* Data items
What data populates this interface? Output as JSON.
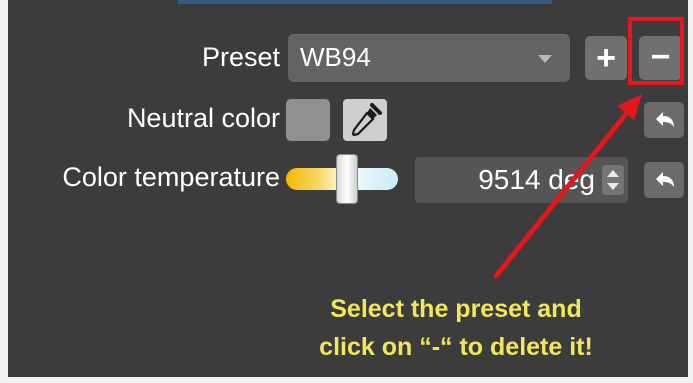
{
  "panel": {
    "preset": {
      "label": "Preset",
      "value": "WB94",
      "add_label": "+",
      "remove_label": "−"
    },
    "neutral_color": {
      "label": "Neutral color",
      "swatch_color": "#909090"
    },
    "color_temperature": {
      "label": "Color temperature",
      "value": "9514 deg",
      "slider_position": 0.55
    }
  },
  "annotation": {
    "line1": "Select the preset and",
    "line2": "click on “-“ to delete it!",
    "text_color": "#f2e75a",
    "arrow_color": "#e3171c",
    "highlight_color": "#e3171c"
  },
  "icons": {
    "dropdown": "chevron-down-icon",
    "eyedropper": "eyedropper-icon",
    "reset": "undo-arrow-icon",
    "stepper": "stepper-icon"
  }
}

* REQUIREMENT
Set down the material exactly, every line of it, except for the pictures.

* REPLY TO THE TASK
What data populates this interface? Output as JSON.
{
  "panel": {
    "preset": {
      "label": "Preset",
      "value": "WB94",
      "add_label": "+",
      "remove_label": "−"
    },
    "neutral_color": {
      "label": "Neutral color",
      "swatch_color": "#909090"
    },
    "color_temperature": {
      "label": "Color temperature",
      "value": "9514 deg",
      "slider_position": 0.55
    }
  },
  "annotation": {
    "line1": "Select the preset and",
    "line2": "click on “-“ to delete it!",
    "text_color": "#f2e75a",
    "arrow_color": "#e3171c",
    "highlight_color": "#e3171c"
  },
  "icons": {
    "dropdown": "chevron-down-icon",
    "eyedropper": "eyedropper-icon",
    "reset": "undo-arrow-icon",
    "stepper": "stepper-icon"
  }
}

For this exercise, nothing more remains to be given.